- [Short task]
Tally the lines in the following entries that include the word "data"; state only the total.

- [Entries supplied]
# # # # # # #

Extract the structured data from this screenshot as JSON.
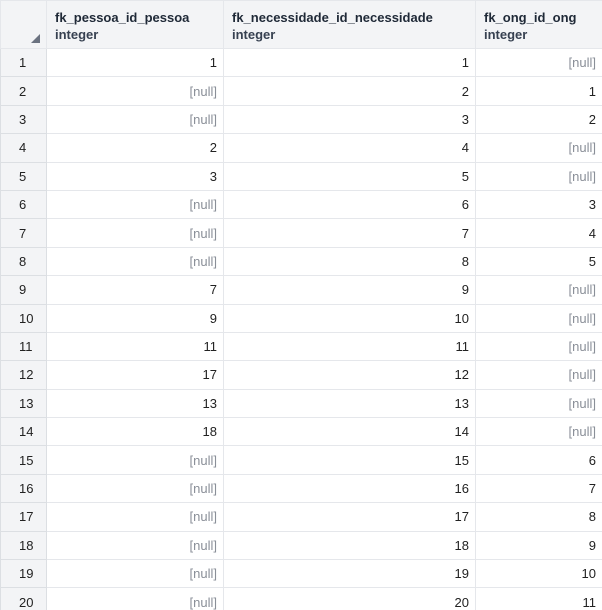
{
  "columns": [
    {
      "name": "fk_pessoa_id_pessoa",
      "type": "integer"
    },
    {
      "name": "fk_necessidade_id_necessidade",
      "type": "integer"
    },
    {
      "name": "fk_ong_id_ong",
      "type": "integer"
    }
  ],
  "rows": [
    {
      "num": "1",
      "cells": [
        "1",
        "1",
        "[null]"
      ]
    },
    {
      "num": "2",
      "cells": [
        "[null]",
        "2",
        "1"
      ]
    },
    {
      "num": "3",
      "cells": [
        "[null]",
        "3",
        "2"
      ]
    },
    {
      "num": "4",
      "cells": [
        "2",
        "4",
        "[null]"
      ]
    },
    {
      "num": "5",
      "cells": [
        "3",
        "5",
        "[null]"
      ]
    },
    {
      "num": "6",
      "cells": [
        "[null]",
        "6",
        "3"
      ]
    },
    {
      "num": "7",
      "cells": [
        "[null]",
        "7",
        "4"
      ]
    },
    {
      "num": "8",
      "cells": [
        "[null]",
        "8",
        "5"
      ]
    },
    {
      "num": "9",
      "cells": [
        "7",
        "9",
        "[null]"
      ]
    },
    {
      "num": "10",
      "cells": [
        "9",
        "10",
        "[null]"
      ]
    },
    {
      "num": "11",
      "cells": [
        "11",
        "11",
        "[null]"
      ]
    },
    {
      "num": "12",
      "cells": [
        "17",
        "12",
        "[null]"
      ]
    },
    {
      "num": "13",
      "cells": [
        "13",
        "13",
        "[null]"
      ]
    },
    {
      "num": "14",
      "cells": [
        "18",
        "14",
        "[null]"
      ]
    },
    {
      "num": "15",
      "cells": [
        "[null]",
        "15",
        "6"
      ]
    },
    {
      "num": "16",
      "cells": [
        "[null]",
        "16",
        "7"
      ]
    },
    {
      "num": "17",
      "cells": [
        "[null]",
        "17",
        "8"
      ]
    },
    {
      "num": "18",
      "cells": [
        "[null]",
        "18",
        "9"
      ]
    },
    {
      "num": "19",
      "cells": [
        "[null]",
        "19",
        "10"
      ]
    },
    {
      "num": "20",
      "cells": [
        "[null]",
        "20",
        "11"
      ]
    }
  ],
  "colors": {
    "accent": "#2f6ea8",
    "header_bg": "#f3f4f6",
    "null_text": "#8a8f98"
  },
  "icons": {
    "corner": "sort-triangle-icon"
  }
}
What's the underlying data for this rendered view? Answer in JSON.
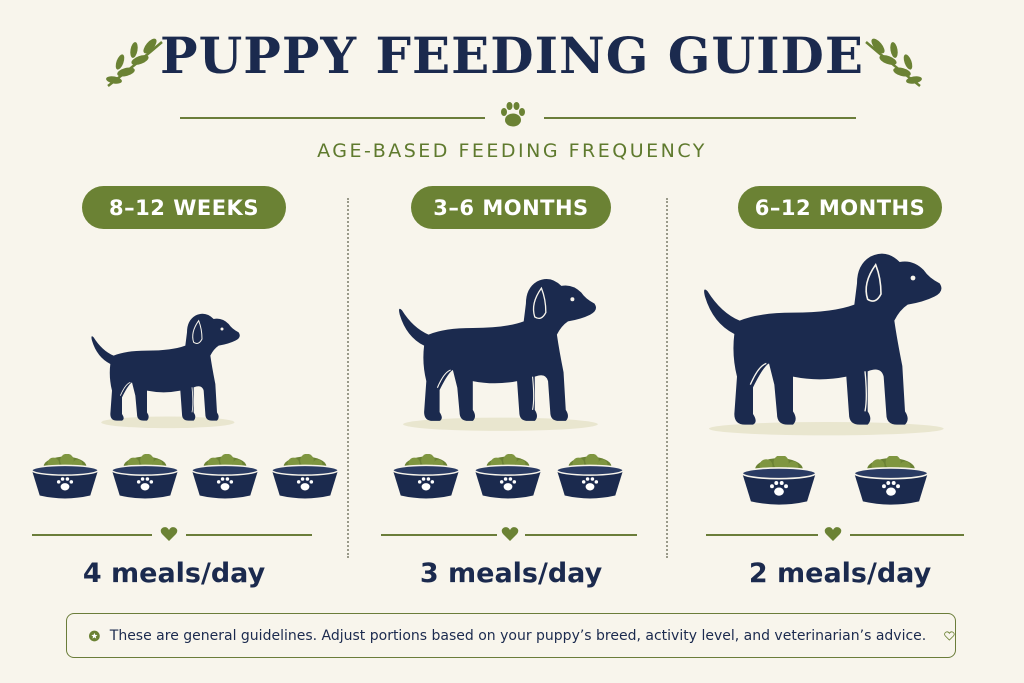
{
  "header": {
    "title": "PUPPY FEEDING GUIDE",
    "subtitle": "AGE-BASED FEEDING FREQUENCY"
  },
  "stages": [
    {
      "age": "8–12 WEEKS",
      "meals_label": "4 meals/day",
      "meals_per_day": 4
    },
    {
      "age": "3–6 MONTHS",
      "meals_label": "3 meals/day",
      "meals_per_day": 3
    },
    {
      "age": "6–12 MONTHS",
      "meals_label": "2 meals/day",
      "meals_per_day": 2
    }
  ],
  "footer": {
    "note": "These are general guidelines. Adjust portions based on your puppy’s breed, activity level, and veterinarian’s advice."
  },
  "colors": {
    "navy": "#1b2a4e",
    "olive": "#6b8234",
    "background": "#f8f5ec"
  },
  "icons": [
    "leaf-sprig-icon",
    "paw-icon",
    "star-icon",
    "heart-icon",
    "bowl-icon",
    "dog-silhouette-icon"
  ]
}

# # # # # # #

- [Answer to this problem]
2